In the parenting post below, what did the daughter hit her head on at the supermarket?

--- Text ---
----------------
So many of us know as moms, that we need to take what kids say and do with a grain of salt. We don’t need to take what they say personally.
Yet, sometimes we do.
Yesterday, my daughter called me the worst mom ever. It really stung.
We were at the supermarket, and she hit her head on the shopping buggy. Before I could even try to console her, she yelled at me.
Since we were leaving the store already, I held in my feelings until we got into the car. Then I let loose a flood of tears. I cried for the whole way home.
They say, “When you know better, you do better” but that isn’t always the case. Yesterday I didn’t do better. I wallowed in self-pity.
To be honesty, I am still feeling a bit self-pitying today.
But I am sitting with my little girl in a nest of pillows she made on the bed, watching the German version of Blippi with her.
I’m still being mom, and doing the best that I can.
Maybe the thing to realize, most of all, is that sometimes the best you can in any given moment isn’t equivalent to your actual best.
----------------
--- Listed records ---
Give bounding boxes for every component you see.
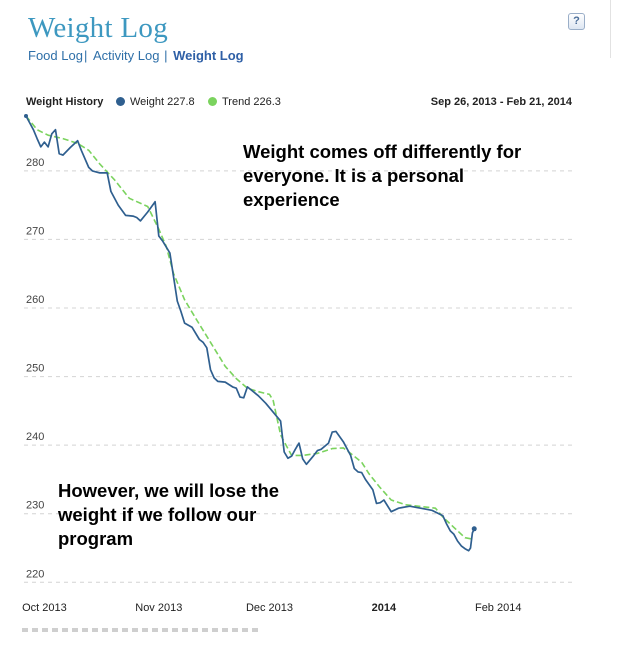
x-axis-labels: Oct 2013 Nov 2013 Dec 2013 2014 Feb 2014 [22,602,521,614]
chart-grid [24,170,572,583]
annotation-top: Weight comes off differently for everyon… [243,141,522,210]
x-tick-label: Oct 2013 [22,602,67,614]
y-tick-label: 220 [26,568,44,580]
window-edge-rule [610,0,611,58]
nav-separator: | [164,48,168,63]
nav-food-log[interactable]: Food Log [28,48,83,63]
series-line-weight [25,115,475,552]
y-tick-label: 270 [26,225,44,237]
legend-weight[interactable]: Weight 227.8 [116,96,195,108]
legend-trend[interactable]: Trend 226.3 [208,96,281,108]
x-tick-label: Feb 2014 [475,602,521,614]
legend-weight-label: Weight 227.8 [130,96,195,108]
annotation-bottom: However, we will lose the weight if we f… [58,480,280,549]
series-line-trend [25,115,473,540]
x-tick-label: Nov 2013 [135,602,182,614]
y-tick-label: 280 [26,157,44,169]
y-tick-label: 260 [26,294,44,306]
log-nav: Food Log| Activity Log | Weight Log [28,48,244,63]
x-tick-label: 2014 [372,602,397,614]
nav-activity-log[interactable]: Activity Log [92,48,160,63]
chart-header: Weight History Weight 227.8 Trend 226.3 … [26,96,572,110]
y-tick-label: 230 [26,500,44,512]
footer-fragment [22,628,262,632]
nav-weight-log[interactable]: Weight Log [173,48,244,63]
chart-series [24,114,477,552]
y-tick-label: 250 [26,363,44,375]
date-range: Sep 26, 2013 - Feb 21, 2014 [430,96,572,108]
legend-trend-dot [208,97,217,106]
nav-separator: | [83,48,88,63]
series-start-point [24,114,28,118]
x-tick-label: Dec 2013 [246,602,293,614]
chart-title: Weight History [26,96,104,108]
y-tick-label: 240 [26,431,44,443]
legend-trend-label: Trend 226.3 [222,96,281,108]
y-axis-labels: 220 230 240 250 260 270 280 [26,157,44,580]
series-end-point [471,526,477,532]
legend-weight-dot [116,97,125,106]
help-icon[interactable]: ? [568,13,585,30]
page-title: Weight Log [28,12,168,44]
----------------
--- Answer to the exercise ---
The shopping buggy.